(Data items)
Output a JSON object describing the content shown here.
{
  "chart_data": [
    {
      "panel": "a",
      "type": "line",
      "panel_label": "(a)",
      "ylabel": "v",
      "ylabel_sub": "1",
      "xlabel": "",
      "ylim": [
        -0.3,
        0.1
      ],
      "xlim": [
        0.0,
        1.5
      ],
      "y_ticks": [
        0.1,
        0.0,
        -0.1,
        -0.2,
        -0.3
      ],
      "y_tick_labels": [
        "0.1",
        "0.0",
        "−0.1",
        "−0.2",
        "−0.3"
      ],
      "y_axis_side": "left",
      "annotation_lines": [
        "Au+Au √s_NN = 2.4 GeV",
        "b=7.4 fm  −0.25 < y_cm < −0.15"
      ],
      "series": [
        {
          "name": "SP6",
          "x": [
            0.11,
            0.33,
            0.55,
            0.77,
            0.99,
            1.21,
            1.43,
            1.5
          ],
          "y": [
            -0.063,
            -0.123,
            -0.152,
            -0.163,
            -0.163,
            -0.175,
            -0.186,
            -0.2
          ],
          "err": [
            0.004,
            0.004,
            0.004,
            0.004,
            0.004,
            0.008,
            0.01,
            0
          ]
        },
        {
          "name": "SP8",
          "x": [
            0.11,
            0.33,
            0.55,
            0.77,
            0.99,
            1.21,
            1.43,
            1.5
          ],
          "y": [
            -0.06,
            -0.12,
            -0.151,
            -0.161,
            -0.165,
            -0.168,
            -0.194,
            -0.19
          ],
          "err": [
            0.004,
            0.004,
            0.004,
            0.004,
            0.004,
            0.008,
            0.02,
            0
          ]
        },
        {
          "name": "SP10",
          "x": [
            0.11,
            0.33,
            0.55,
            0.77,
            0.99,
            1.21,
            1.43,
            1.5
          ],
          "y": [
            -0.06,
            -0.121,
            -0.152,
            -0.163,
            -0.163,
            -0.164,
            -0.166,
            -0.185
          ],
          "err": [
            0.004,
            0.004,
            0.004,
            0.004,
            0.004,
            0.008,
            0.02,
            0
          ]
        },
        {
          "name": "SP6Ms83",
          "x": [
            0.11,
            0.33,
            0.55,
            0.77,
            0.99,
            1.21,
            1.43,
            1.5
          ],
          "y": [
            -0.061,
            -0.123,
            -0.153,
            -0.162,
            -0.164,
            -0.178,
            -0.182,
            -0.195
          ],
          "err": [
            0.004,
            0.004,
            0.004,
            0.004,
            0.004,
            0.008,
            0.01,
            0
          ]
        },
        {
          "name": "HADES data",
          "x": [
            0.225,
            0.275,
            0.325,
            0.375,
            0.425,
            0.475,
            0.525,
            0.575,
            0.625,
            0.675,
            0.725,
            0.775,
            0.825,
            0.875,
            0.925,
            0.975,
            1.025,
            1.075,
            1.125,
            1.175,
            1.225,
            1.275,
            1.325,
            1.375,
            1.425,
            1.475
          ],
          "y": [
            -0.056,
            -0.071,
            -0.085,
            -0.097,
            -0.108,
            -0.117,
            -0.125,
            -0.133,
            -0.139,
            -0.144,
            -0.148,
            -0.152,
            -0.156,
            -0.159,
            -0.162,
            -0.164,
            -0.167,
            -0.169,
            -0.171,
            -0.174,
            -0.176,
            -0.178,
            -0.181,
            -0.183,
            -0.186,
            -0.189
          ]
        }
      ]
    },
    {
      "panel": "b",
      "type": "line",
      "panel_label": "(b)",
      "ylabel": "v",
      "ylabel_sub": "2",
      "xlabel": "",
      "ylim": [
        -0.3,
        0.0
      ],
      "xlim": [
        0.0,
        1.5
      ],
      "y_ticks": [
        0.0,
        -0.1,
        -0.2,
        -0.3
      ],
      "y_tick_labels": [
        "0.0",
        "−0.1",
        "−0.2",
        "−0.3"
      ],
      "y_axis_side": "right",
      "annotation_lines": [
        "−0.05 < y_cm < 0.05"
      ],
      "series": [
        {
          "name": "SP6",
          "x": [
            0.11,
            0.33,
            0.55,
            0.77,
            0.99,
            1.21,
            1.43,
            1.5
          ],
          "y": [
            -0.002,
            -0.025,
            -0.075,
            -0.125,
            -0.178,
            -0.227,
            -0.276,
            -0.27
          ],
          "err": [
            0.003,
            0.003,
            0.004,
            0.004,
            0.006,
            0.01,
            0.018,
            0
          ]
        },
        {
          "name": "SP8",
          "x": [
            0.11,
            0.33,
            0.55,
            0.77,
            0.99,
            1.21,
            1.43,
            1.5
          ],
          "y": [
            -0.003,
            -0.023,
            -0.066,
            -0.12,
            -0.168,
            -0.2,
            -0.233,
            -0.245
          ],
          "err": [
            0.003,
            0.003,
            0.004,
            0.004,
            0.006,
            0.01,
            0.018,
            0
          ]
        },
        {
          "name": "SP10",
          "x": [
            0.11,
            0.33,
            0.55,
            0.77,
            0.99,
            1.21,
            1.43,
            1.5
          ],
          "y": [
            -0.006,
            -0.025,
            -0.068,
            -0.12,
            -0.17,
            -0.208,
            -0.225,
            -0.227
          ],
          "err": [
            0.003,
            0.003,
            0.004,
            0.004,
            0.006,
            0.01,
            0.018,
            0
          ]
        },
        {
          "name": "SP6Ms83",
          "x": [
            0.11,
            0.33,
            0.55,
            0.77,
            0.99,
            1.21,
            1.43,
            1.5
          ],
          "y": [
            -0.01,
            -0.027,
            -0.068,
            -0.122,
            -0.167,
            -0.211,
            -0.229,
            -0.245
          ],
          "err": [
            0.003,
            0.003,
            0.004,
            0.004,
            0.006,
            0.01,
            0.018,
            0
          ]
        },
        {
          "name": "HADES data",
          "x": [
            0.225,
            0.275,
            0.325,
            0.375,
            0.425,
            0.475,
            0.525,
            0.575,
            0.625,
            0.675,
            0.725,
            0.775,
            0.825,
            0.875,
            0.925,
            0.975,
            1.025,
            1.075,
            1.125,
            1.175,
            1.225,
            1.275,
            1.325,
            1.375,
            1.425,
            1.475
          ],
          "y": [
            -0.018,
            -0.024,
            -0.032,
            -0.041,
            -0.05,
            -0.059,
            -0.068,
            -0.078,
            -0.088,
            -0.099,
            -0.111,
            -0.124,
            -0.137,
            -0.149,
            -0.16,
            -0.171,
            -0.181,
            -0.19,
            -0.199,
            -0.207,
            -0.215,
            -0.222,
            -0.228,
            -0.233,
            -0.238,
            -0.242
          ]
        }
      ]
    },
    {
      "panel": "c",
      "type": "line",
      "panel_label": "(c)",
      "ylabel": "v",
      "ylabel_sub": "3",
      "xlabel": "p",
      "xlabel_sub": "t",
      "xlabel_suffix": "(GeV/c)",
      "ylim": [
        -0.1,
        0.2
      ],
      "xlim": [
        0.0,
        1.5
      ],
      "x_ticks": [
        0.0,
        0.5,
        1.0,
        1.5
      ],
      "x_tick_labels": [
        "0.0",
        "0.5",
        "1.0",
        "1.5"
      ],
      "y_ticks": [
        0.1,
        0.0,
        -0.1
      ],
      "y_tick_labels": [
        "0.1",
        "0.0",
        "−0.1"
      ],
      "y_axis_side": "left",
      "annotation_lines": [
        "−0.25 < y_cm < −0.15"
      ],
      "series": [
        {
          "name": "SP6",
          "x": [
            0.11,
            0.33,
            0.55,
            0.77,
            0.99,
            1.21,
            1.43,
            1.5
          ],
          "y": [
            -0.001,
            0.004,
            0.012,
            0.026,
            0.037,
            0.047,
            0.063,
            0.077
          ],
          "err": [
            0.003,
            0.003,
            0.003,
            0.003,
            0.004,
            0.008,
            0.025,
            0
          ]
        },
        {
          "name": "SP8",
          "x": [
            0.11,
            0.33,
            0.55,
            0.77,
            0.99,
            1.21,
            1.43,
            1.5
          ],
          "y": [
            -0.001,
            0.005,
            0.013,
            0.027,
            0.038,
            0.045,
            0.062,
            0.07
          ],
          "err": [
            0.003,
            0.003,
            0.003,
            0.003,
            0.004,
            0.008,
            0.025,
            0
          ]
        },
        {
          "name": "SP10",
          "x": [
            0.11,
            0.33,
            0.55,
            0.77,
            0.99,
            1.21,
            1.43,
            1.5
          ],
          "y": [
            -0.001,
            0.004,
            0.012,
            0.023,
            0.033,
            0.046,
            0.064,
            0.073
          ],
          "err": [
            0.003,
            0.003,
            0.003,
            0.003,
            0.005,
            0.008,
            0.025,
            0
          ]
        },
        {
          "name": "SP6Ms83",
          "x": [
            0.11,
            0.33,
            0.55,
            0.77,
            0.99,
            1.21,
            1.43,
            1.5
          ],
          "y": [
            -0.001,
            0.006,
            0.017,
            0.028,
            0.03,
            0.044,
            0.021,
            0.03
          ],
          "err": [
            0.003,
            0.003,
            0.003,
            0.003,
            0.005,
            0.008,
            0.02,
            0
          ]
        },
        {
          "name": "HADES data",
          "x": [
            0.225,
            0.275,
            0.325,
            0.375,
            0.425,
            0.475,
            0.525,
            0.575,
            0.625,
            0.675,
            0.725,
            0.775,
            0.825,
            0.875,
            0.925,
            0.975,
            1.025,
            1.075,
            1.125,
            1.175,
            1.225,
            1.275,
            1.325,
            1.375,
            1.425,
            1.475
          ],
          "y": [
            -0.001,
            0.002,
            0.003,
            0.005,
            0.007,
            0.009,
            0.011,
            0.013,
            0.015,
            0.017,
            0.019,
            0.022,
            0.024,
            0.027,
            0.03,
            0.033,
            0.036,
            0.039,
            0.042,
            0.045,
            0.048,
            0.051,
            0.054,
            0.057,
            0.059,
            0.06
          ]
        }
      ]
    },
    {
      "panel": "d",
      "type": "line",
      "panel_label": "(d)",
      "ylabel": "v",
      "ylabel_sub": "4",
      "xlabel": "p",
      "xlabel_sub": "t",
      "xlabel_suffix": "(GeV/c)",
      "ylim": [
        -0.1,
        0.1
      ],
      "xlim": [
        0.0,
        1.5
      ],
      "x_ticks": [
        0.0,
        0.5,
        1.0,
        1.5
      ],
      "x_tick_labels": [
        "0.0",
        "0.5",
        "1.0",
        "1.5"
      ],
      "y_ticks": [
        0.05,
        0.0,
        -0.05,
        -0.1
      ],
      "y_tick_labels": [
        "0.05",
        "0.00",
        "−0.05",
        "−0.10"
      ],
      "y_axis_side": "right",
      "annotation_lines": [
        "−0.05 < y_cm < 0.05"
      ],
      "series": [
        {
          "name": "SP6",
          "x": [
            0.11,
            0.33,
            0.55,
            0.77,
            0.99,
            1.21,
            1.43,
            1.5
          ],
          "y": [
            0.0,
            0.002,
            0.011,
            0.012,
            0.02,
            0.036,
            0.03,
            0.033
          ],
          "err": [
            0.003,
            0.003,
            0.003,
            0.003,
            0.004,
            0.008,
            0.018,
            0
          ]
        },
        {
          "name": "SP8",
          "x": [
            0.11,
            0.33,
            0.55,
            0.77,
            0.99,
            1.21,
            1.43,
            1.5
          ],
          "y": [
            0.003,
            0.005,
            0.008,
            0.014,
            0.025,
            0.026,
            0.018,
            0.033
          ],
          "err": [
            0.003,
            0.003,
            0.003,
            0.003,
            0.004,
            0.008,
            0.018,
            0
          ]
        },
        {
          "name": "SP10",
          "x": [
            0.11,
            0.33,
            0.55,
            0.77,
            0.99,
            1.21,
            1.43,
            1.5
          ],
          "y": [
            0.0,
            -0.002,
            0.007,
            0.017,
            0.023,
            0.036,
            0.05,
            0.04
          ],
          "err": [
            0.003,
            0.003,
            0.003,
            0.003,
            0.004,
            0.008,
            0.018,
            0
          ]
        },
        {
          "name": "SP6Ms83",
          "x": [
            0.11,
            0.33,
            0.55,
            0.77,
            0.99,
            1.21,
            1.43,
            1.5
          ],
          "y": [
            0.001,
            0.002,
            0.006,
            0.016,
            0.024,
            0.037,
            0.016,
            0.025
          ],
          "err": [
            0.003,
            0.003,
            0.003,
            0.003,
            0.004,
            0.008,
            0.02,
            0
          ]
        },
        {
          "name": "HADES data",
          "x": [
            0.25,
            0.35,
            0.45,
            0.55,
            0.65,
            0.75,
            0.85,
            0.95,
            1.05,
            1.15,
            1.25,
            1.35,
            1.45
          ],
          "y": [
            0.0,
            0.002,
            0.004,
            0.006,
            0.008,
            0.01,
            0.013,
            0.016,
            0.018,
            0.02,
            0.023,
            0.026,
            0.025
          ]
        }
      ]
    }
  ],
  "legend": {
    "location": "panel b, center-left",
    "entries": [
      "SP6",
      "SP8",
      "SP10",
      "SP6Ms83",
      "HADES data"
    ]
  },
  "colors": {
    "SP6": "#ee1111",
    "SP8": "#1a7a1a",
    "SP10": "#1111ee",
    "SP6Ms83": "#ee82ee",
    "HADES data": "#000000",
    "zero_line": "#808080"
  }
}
---
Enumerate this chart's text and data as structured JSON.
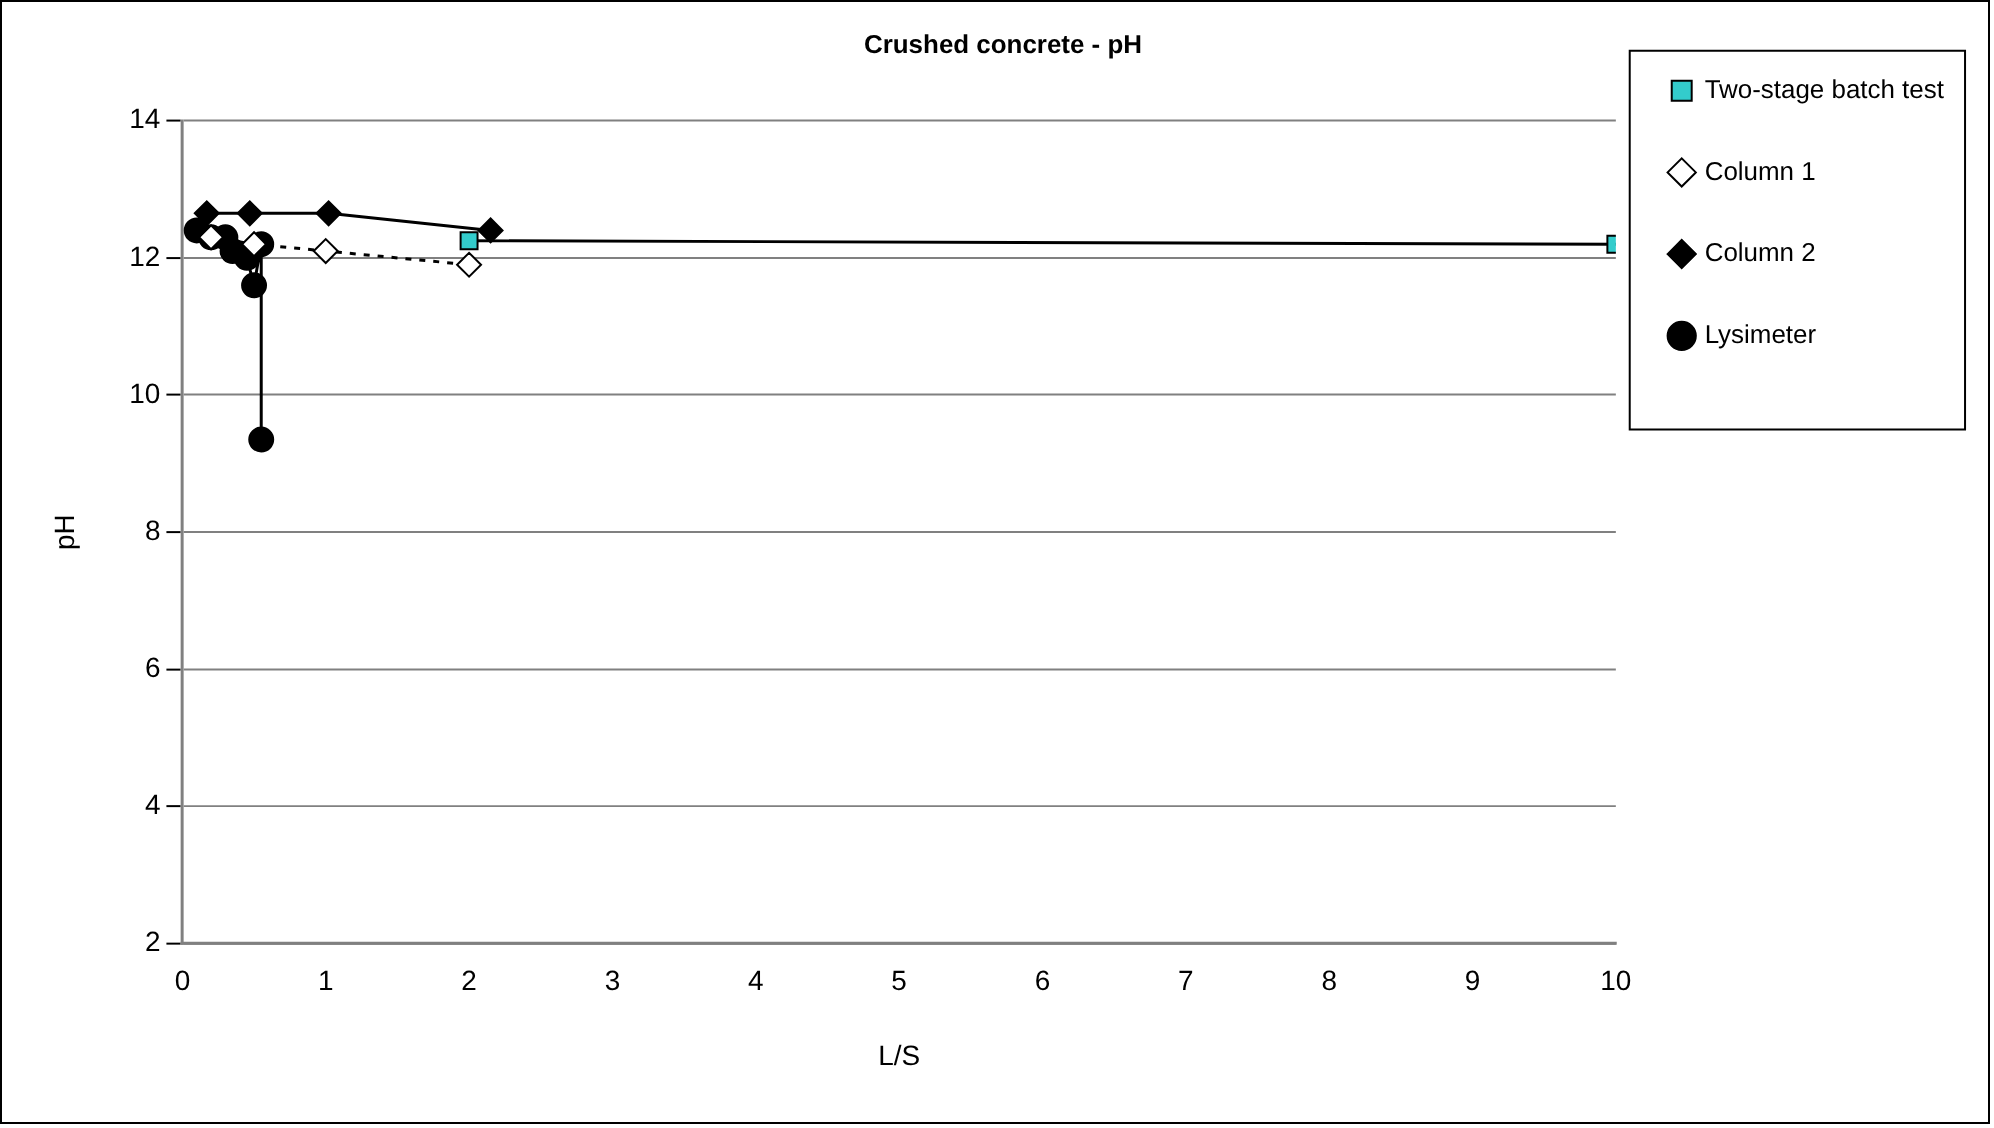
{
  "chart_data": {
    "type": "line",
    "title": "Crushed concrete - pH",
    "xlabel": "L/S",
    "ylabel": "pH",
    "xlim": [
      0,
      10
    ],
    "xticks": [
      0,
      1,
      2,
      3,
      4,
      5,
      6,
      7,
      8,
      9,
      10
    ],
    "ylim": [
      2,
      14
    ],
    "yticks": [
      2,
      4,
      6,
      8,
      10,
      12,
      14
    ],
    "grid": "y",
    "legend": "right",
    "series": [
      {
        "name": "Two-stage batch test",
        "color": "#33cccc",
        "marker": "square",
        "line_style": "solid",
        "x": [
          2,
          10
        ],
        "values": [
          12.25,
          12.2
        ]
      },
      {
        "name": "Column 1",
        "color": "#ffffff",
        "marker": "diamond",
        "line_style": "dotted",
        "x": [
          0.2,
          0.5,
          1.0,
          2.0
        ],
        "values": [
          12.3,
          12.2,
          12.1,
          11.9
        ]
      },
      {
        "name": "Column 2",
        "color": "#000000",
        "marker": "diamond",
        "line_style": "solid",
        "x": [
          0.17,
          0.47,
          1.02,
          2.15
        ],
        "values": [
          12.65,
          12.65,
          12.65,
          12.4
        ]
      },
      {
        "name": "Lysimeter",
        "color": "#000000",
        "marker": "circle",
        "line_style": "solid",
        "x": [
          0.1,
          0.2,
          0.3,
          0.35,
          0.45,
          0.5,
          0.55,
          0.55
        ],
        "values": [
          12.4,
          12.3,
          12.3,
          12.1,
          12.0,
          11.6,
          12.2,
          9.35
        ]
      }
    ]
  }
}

> [TASK REQUIREMENTS]
Every line in the data above that contains "marker" needs to be copied.

> [WRITTEN RESPONSE]
        "marker": "square",
        "marker": "diamond",
        "marker": "diamond",
        "marker": "circle",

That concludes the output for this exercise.